## Brief
Go through the listing and write out all of it exactly.
──────── Extracted data ────────
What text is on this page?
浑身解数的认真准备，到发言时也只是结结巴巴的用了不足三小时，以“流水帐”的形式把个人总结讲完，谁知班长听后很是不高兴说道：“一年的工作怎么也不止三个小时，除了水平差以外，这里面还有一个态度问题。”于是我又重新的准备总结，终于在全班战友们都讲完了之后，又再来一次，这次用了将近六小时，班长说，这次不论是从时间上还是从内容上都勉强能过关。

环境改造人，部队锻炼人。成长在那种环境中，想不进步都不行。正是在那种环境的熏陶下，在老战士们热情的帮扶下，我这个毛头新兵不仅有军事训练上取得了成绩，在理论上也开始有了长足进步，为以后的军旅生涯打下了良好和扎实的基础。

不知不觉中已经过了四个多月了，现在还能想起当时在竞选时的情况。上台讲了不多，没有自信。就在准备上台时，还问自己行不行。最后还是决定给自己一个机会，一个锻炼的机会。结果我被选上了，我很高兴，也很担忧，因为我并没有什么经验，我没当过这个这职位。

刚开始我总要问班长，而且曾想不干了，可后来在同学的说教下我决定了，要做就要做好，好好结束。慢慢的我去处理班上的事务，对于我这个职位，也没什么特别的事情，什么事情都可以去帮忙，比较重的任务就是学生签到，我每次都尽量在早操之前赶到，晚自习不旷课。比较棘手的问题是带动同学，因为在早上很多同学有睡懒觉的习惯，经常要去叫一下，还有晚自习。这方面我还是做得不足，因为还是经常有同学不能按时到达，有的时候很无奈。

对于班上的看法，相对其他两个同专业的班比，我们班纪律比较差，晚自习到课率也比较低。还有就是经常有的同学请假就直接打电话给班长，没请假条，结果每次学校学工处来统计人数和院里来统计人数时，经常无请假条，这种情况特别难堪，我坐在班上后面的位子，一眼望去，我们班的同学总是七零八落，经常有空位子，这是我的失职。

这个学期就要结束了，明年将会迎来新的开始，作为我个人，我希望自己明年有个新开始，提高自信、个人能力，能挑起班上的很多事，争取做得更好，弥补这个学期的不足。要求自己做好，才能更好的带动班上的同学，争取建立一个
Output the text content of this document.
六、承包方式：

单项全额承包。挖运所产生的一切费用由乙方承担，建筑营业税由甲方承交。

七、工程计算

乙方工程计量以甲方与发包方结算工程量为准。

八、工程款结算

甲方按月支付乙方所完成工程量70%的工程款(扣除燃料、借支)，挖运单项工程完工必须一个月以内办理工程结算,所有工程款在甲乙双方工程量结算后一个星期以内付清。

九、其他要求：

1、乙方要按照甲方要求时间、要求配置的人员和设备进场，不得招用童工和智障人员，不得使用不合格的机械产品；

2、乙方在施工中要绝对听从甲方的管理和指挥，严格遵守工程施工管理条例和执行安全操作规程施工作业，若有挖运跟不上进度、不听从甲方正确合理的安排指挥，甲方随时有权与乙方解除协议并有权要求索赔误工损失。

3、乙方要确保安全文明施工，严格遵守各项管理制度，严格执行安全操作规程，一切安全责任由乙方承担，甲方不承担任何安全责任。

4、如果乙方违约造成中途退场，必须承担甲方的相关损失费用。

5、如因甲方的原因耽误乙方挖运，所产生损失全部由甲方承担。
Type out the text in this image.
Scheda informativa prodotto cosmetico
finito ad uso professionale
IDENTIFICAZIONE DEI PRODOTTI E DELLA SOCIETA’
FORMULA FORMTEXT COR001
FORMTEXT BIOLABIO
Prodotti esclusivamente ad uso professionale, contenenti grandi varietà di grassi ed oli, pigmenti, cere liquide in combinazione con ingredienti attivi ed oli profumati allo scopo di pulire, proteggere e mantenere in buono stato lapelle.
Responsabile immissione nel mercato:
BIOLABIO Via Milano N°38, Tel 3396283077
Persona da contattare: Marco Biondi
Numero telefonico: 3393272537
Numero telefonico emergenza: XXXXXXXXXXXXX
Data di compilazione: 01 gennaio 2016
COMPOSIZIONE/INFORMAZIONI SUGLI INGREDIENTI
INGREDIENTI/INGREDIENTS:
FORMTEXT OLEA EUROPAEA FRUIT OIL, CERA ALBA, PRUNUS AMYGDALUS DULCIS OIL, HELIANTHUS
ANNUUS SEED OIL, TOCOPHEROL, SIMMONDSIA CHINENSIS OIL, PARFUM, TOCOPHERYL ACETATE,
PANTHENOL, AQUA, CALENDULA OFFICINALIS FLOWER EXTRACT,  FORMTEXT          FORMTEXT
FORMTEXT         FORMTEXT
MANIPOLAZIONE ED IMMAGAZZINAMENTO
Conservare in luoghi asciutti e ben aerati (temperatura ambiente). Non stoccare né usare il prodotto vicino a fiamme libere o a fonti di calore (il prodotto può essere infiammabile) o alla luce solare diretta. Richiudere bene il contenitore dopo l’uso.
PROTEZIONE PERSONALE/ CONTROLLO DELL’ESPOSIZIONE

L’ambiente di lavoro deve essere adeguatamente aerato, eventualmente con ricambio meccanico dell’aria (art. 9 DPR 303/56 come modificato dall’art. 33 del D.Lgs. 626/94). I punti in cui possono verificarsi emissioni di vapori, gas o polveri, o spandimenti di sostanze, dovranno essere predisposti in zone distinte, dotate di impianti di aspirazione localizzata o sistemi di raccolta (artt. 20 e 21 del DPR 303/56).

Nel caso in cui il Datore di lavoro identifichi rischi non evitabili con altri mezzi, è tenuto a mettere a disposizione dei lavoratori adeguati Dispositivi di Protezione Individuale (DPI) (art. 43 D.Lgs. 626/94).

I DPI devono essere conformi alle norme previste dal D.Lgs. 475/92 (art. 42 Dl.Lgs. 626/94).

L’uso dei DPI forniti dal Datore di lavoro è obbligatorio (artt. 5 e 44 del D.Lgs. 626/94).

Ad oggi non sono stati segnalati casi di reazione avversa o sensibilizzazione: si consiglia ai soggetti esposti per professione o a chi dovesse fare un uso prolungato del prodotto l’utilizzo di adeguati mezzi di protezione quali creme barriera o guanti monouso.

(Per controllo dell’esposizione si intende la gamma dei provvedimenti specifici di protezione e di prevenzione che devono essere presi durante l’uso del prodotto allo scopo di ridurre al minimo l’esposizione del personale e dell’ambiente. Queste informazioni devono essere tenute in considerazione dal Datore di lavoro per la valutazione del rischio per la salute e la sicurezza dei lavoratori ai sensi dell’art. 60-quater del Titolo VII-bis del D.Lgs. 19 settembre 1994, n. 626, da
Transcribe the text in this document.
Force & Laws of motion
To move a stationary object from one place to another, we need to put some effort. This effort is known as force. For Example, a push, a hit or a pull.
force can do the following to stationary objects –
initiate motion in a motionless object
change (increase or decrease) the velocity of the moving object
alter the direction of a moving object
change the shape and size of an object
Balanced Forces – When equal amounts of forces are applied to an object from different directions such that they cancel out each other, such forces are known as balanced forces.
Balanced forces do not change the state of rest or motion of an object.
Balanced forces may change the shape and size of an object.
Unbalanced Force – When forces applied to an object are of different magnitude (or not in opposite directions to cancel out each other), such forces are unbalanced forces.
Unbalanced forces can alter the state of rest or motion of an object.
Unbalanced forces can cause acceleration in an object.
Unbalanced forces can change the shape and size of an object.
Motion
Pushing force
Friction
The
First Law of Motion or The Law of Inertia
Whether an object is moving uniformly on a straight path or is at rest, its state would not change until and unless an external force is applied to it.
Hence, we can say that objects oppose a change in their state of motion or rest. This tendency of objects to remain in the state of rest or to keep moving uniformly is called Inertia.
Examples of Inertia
────────
## Result of the exercise
What text is on this page?
浑身解数的认真准备，到发言时也只是结结巴巴的用了不足三小时，以“流水帐”的形式把个人总结讲完，谁知班长听后很是不高兴说道：“一年的工作怎么也不止三个小时，除了水平差以外，这里面还有一个态度问题。”于是我又重新的准备总结，终于在全班战友们都讲完了之后，又再来一次，这次用了将近六小时，班长说，这次不论是从时间上还是从内容上都勉强能过关。

环境改造人，部队锻炼人。成长在那种环境中，想不进步都不行。正是在那种环境的熏陶下，在老战士们热情的帮扶下，我这个毛头新兵不仅有军事训练上取得了成绩，在理论上也开始有了长足进步，为以后的军旅生涯打下了良好和扎实的基础。

不知不觉中已经过了四个多月了，现在还能想起当时在竞选时的情况。上台讲了不多，没有自信。就在准备上台时，还问自己行不行。最后还是决定给自己一个机会，一个锻炼的机会。结果我被选上了，我很高兴，也很担忧，因为我并没有什么经验，我没当过这个这职位。

刚开始我总要问班长，而且曾想不干了，可后来在同学的说教下我决定了，要做就要做好，好好结束。慢慢的我去处理班上的事务，对于我这个职位，也没什么特别的事情，什么事情都可以去帮忙，比较重的任务就是学生签到，我每次都尽量在早操之前赶到，晚自习不旷课。比较棘手的问题是带动同学，因为在早上很多同学有睡懒觉的习惯，经常要去叫一下，还有晚自习。这方面我还是做得不足，因为还是经常有同学不能按时到达，有的时候很无奈。

对于班上的看法，相对其他两个同专业的班比，我们班纪律比较差，晚自习到课率也比较低。还有就是经常有的同学请假就直接打电话给班长，没请假条，结果每次学校学工处来统计人数和院里来统计人数时，经常无请假条，这种情况特别难堪，我坐在班上后面的位子，一眼望去，我们班的同学总是七零八落，经常有空位子，这是我的失职。

这个学期就要结束了，明年将会迎来新的开始，作为我个人，我希望自己明年有个新开始，提高自信、个人能力，能挑起班上的很多事，争取做得更好，弥补这个学期的不足。要求自己做好，才能更好的带动班上的同学，争取建立一个
Output the text content of this document.
六、承包方式：

单项全额承包。挖运所产生的一切费用由乙方承担，建筑营业税由甲方承交。

七、工程计算

乙方工程计量以甲方与发包方结算工程量为准。

八、工程款结算

甲方按月支付乙方所完成工程量70%的工程款(扣除燃料、借支)，挖运单项工程完工必须一个月以内办理工程结算,所有工程款在甲乙双方工程量结算后一个星期以内付清。

九、其他要求：

1、乙方要按照甲方要求时间、要求配置的人员和设备进场，不得招用童工和智障人员，不得使用不合格的机械产品；

2、乙方在施工中要绝对听从甲方的管理和指挥，严格遵守工程施工管理条例和执行安全操作规程施工作业，若有挖运跟不上进度、不听从甲方正确合理的安排指挥，甲方随时有权与乙方解除协议并有权要求索赔误工损失。

3、乙方要确保安全文明施工，严格遵守各项管理制度，严格执行安全操作规程，一切安全责任由乙方承担，甲方不承担任何安全责任。

4、如果乙方违约造成中途退场，必须承担甲方的相关损失费用。

5、如因甲方的原因耽误乙方挖运，所产生损失全部由甲方承担。
Type out the text in this image.
Scheda informativa prodotto cosmetico
finito ad uso professionale
IDENTIFICAZIONE DEI PRODOTTI E DELLA SOCIETA’
FORMULA FORMTEXT COR001
FORMTEXT BIOLABIO
Prodotti esclusivamente ad uso professionale, contenenti grandi varietà di grassi ed oli, pigmenti, cere liquide in combinazione con ingredienti attivi ed oli profumati allo scopo di pulire, proteggere e mantenere in buono stato lapelle.
Responsabile immissione nel mercato:
BIOLABIO Via Milano N°38, Tel 3396283077
Persona da contattare: Marco Biondi
Numero telefonico: 3393272537
Numero telefonico emergenza: XXXXXXXXXXXXX
Data di compilazione: 01 gennaio 2016
COMPOSIZIONE/INFORMAZIONI SUGLI INGREDIENTI
INGREDIENTI/INGREDIENTS:
FORMTEXT OLEA EUROPAEA FRUIT OIL, CERA ALBA, PRUNUS AMYGDALUS DULCIS OIL, HELIANTHUS
ANNUUS SEED OIL, TOCOPHEROL, SIMMONDSIA CHINENSIS OIL, PARFUM, TOCOPHERYL ACETATE,
PANTHENOL, AQUA, CALENDULA OFFICINALIS FLOWER EXTRACT,  FORMTEXT          FORMTEXT
FORMTEXT         FORMTEXT
MANIPOLAZIONE ED IMMAGAZZINAMENTO
Conservare in luoghi asciutti e ben aerati (temperatura ambiente). Non stoccare né usare il prodotto vicino a fiamme libere o a fonti di calore (il prodotto può essere infiammabile) o alla luce solare diretta. Richiudere bene il contenitore dopo l’uso.
PROTEZIONE PERSONALE/ CONTROLLO DELL’ESPOSIZIONE

L’ambiente di lavoro deve essere adeguatamente aerato, eventualmente con ricambio meccanico dell’aria (art. 9 DPR 303/56 come modificato dall’art. 33 del D.Lgs. 626/94). I punti in cui possono verificarsi emissioni di vapori, gas o polveri, o spandimenti di sostanze, dovranno essere predisposti in zone distinte, dotate di impianti di aspirazione localizzata o sistemi di raccolta (artt. 20 e 21 del DPR 303/56).

Nel caso in cui il Datore di lavoro identifichi rischi non evitabili con altri mezzi, è tenuto a mettere a disposizione dei lavoratori adeguati Dispositivi di Protezione Individuale (DPI) (art. 43 D.Lgs. 626/94).

I DPI devono essere conformi alle norme previste dal D.Lgs. 475/92 (art. 42 Dl.Lgs. 626/94).

L’uso dei DPI forniti dal Datore di lavoro è obbligatorio (artt. 5 e 44 del D.Lgs. 626/94).

Ad oggi non sono stati segnalati casi di reazione avversa o sensibilizzazione: si consiglia ai soggetti esposti per professione o a chi dovesse fare un uso prolungato del prodotto l’utilizzo di adeguati mezzi di protezione quali creme barriera o guanti monouso.

(Per controllo dell’esposizione si intende la gamma dei provvedimenti specifici di protezione e di prevenzione che devono essere presi durante l’uso del prodotto allo scopo di ridurre al minimo l’esposizione del personale e dell’ambiente. Queste informazioni devono essere tenute in considerazione dal Datore di lavoro per la valutazione del rischio per la salute e la sicurezza dei lavoratori ai sensi dell’art. 60-quater del Titolo VII-bis del D.Lgs. 19 settembre 1994, n. 626, da
Transcribe the text in this document.
Force & Laws of motion
To move a stationary object from one place to another, we need to put some effort. This effort is known as force. For Example, a push, a hit or a pull.
force can do the following to stationary objects –
initiate motion in a motionless object
change (increase or decrease) the velocity of the moving object
alter the direction of a moving object
change the shape and size of an object
Balanced Forces – When equal amounts of forces are applied to an object from different directions such that they cancel out each other, such forces are known as balanced forces.
Balanced forces do not change the state of rest or motion of an object.
Balanced forces may change the shape and size of an object.
Unbalanced Force – When forces applied to an object are of different magnitude (or not in opposite directions to cancel out each other), such forces are unbalanced forces.
Unbalanced forces can alter the state of rest or motion of an object.
Unbalanced forces can cause acceleration in an object.
Unbalanced forces can change the shape and size of an object.
Motion
Pushing force
Friction
The
First Law of Motion or The Law of Inertia
Whether an object is moving uniformly on a straight path or is at rest, its state would not change until and unless an external force is applied to it.
Hence, we can say that objects oppose a change in their state of motion or rest. This tendency of objects to remain in the state of rest or to keep moving uniformly is called Inertia.
Examples of Inertia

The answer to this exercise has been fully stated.